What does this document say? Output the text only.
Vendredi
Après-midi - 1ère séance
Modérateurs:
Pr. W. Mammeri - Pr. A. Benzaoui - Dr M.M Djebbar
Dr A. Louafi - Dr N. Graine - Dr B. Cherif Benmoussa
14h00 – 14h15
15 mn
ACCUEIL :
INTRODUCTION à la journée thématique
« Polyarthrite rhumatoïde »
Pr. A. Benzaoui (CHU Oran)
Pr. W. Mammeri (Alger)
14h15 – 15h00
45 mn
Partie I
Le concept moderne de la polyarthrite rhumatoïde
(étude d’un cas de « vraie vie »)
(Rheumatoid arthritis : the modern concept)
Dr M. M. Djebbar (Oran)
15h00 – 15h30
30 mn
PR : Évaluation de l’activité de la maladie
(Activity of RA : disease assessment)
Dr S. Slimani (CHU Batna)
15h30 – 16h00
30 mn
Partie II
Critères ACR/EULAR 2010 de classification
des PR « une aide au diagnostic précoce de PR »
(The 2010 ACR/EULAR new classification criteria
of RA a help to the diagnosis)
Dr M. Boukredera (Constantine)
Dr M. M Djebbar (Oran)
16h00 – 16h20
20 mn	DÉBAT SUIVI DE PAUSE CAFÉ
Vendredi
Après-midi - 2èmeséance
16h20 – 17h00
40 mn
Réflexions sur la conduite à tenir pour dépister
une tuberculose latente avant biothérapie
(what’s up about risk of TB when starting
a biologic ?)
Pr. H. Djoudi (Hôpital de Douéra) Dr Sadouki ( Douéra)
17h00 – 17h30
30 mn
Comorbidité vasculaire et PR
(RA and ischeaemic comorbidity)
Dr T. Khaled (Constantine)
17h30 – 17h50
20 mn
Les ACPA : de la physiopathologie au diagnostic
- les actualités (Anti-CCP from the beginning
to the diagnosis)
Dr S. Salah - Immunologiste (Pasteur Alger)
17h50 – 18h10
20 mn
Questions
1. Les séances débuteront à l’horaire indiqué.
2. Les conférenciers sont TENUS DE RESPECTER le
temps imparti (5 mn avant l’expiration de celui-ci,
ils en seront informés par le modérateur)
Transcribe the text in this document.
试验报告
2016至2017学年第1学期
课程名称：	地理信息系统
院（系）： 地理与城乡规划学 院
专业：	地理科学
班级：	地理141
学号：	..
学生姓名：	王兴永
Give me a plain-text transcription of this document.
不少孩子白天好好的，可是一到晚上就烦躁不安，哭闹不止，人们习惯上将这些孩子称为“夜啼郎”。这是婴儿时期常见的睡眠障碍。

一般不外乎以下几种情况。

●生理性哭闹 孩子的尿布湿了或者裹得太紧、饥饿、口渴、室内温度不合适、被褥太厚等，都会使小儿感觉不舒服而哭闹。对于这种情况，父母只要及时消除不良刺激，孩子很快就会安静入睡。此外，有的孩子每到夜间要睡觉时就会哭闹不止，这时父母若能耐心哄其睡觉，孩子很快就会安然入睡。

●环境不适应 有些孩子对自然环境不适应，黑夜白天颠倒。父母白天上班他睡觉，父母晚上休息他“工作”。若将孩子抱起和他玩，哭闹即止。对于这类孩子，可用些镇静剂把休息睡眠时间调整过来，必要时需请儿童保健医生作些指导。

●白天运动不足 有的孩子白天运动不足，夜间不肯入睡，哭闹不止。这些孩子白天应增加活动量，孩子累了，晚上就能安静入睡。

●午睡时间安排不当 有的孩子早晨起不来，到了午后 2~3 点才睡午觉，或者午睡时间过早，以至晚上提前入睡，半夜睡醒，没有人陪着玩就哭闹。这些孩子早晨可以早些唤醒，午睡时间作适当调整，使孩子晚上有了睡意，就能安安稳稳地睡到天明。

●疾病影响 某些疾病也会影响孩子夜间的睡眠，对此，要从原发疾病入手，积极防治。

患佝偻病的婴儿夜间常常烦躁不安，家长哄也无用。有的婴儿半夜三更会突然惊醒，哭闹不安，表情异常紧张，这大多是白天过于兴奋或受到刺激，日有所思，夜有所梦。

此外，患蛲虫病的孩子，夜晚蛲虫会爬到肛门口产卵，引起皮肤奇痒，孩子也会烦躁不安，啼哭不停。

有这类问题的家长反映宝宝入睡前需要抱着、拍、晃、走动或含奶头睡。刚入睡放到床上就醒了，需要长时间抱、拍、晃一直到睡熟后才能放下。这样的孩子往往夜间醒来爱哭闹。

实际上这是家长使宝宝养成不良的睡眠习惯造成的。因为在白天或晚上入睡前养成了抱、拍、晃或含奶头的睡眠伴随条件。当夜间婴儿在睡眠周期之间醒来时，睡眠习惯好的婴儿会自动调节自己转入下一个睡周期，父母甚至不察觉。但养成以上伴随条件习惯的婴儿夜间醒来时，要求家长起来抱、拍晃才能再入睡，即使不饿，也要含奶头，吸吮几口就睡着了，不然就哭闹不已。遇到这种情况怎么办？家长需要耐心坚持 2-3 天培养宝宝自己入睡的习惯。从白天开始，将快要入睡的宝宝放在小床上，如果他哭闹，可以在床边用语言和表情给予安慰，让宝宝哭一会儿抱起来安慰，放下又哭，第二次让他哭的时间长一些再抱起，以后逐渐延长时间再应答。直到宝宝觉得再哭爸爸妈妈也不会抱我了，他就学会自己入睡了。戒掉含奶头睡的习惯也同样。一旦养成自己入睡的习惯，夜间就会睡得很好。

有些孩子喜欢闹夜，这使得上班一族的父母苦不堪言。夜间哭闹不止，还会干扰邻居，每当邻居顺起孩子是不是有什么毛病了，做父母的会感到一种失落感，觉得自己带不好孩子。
--
| EXERCISE INSTRUCTIONS |
Could you transcribe the records in full, exactly?

| IN RESPONSE |
What does this document say? Output the text only.
Vendredi
Après-midi - 1ère séance
Modérateurs:
Pr. W. Mammeri - Pr. A. Benzaoui - Dr M.M Djebbar
Dr A. Louafi - Dr N. Graine - Dr B. Cherif Benmoussa
14h00 – 14h15
15 mn
ACCUEIL :
INTRODUCTION à la journée thématique
« Polyarthrite rhumatoïde »
Pr. A. Benzaoui (CHU Oran)
Pr. W. Mammeri (Alger)
14h15 – 15h00
45 mn
Partie I
Le concept moderne de la polyarthrite rhumatoïde
(étude d’un cas de « vraie vie »)
(Rheumatoid arthritis : the modern concept)
Dr M. M. Djebbar (Oran)
15h00 – 15h30
30 mn
PR : Évaluation de l’activité de la maladie
(Activity of RA : disease assessment)
Dr S. Slimani (CHU Batna)
15h30 – 16h00
30 mn
Partie II
Critères ACR/EULAR 2010 de classification
des PR « une aide au diagnostic précoce de PR »
(The 2010 ACR/EULAR new classification criteria
of RA a help to the diagnosis)
Dr M. Boukredera (Constantine)
Dr M. M Djebbar (Oran)
16h00 – 16h20
20 mn	DÉBAT SUIVI DE PAUSE CAFÉ
Vendredi
Après-midi - 2èmeséance
16h20 – 17h00
40 mn
Réflexions sur la conduite à tenir pour dépister
une tuberculose latente avant biothérapie
(what’s up about risk of TB when starting
a biologic ?)
Pr. H. Djoudi (Hôpital de Douéra) Dr Sadouki ( Douéra)
17h00 – 17h30
30 mn
Comorbidité vasculaire et PR
(RA and ischeaemic comorbidity)
Dr T. Khaled (Constantine)
17h30 – 17h50
20 mn
Les ACPA : de la physiopathologie au diagnostic
- les actualités (Anti-CCP from the beginning
to the diagnosis)
Dr S. Salah - Immunologiste (Pasteur Alger)
17h50 – 18h10
20 mn
Questions
1. Les séances débuteront à l’horaire indiqué.
2. Les conférenciers sont TENUS DE RESPECTER le
temps imparti (5 mn avant l’expiration de celui-ci,
ils en seront informés par le modérateur)
Transcribe the text in this document.
试验报告
2016至2017学年第1学期
课程名称：	地理信息系统
院（系）： 地理与城乡规划学 院
专业：	地理科学
班级：	地理141
学号：	..
学生姓名：	王兴永
Give me a plain-text transcription of this document.
不少孩子白天好好的，可是一到晚上就烦躁不安，哭闹不止，人们习惯上将这些孩子称为“夜啼郎”。这是婴儿时期常见的睡眠障碍。

一般不外乎以下几种情况。

●生理性哭闹 孩子的尿布湿了或者裹得太紧、饥饿、口渴、室内温度不合适、被褥太厚等，都会使小儿感觉不舒服而哭闹。对于这种情况，父母只要及时消除不良刺激，孩子很快就会安静入睡。此外，有的孩子每到夜间要睡觉时就会哭闹不止，这时父母若能耐心哄其睡觉，孩子很快就会安然入睡。

●环境不适应 有些孩子对自然环境不适应，黑夜白天颠倒。父母白天上班他睡觉，父母晚上休息他“工作”。若将孩子抱起和他玩，哭闹即止。对于这类孩子，可用些镇静剂把休息睡眠时间调整过来，必要时需请儿童保健医生作些指导。

●白天运动不足 有的孩子白天运动不足，夜间不肯入睡，哭闹不止。这些孩子白天应增加活动量，孩子累了，晚上就能安静入睡。

●午睡时间安排不当 有的孩子早晨起不来，到了午后 2~3 点才睡午觉，或者午睡时间过早，以至晚上提前入睡，半夜睡醒，没有人陪着玩就哭闹。这些孩子早晨可以早些唤醒，午睡时间作适当调整，使孩子晚上有了睡意，就能安安稳稳地睡到天明。

●疾病影响 某些疾病也会影响孩子夜间的睡眠，对此，要从原发疾病入手，积极防治。

患佝偻病的婴儿夜间常常烦躁不安，家长哄也无用。有的婴儿半夜三更会突然惊醒，哭闹不安，表情异常紧张，这大多是白天过于兴奋或受到刺激，日有所思，夜有所梦。

此外，患蛲虫病的孩子，夜晚蛲虫会爬到肛门口产卵，引起皮肤奇痒，孩子也会烦躁不安，啼哭不停。

有这类问题的家长反映宝宝入睡前需要抱着、拍、晃、走动或含奶头睡。刚入睡放到床上就醒了，需要长时间抱、拍、晃一直到睡熟后才能放下。这样的孩子往往夜间醒来爱哭闹。

实际上这是家长使宝宝养成不良的睡眠习惯造成的。因为在白天或晚上入睡前养成了抱、拍、晃或含奶头的睡眠伴随条件。当夜间婴儿在睡眠周期之间醒来时，睡眠习惯好的婴儿会自动调节自己转入下一个睡周期，父母甚至不察觉。但养成以上伴随条件习惯的婴儿夜间醒来时，要求家长起来抱、拍晃才能再入睡，即使不饿，也要含奶头，吸吮几口就睡着了，不然就哭闹不已。遇到这种情况怎么办？家长需要耐心坚持 2-3 天培养宝宝自己入睡的习惯。从白天开始，将快要入睡的宝宝放在小床上，如果他哭闹，可以在床边用语言和表情给予安慰，让宝宝哭一会儿抱起来安慰，放下又哭，第二次让他哭的时间长一些再抱起，以后逐渐延长时间再应答。直到宝宝觉得再哭爸爸妈妈也不会抱我了，他就学会自己入睡了。戒掉含奶头睡的习惯也同样。一旦养成自己入睡的习惯，夜间就会睡得很好。

有些孩子喜欢闹夜，这使得上班一族的父母苦不堪言。夜间哭闹不止，还会干扰邻居，每当邻居顺起孩子是不是有什么毛病了，做父母的会感到一种失落感，觉得自己带不好孩子。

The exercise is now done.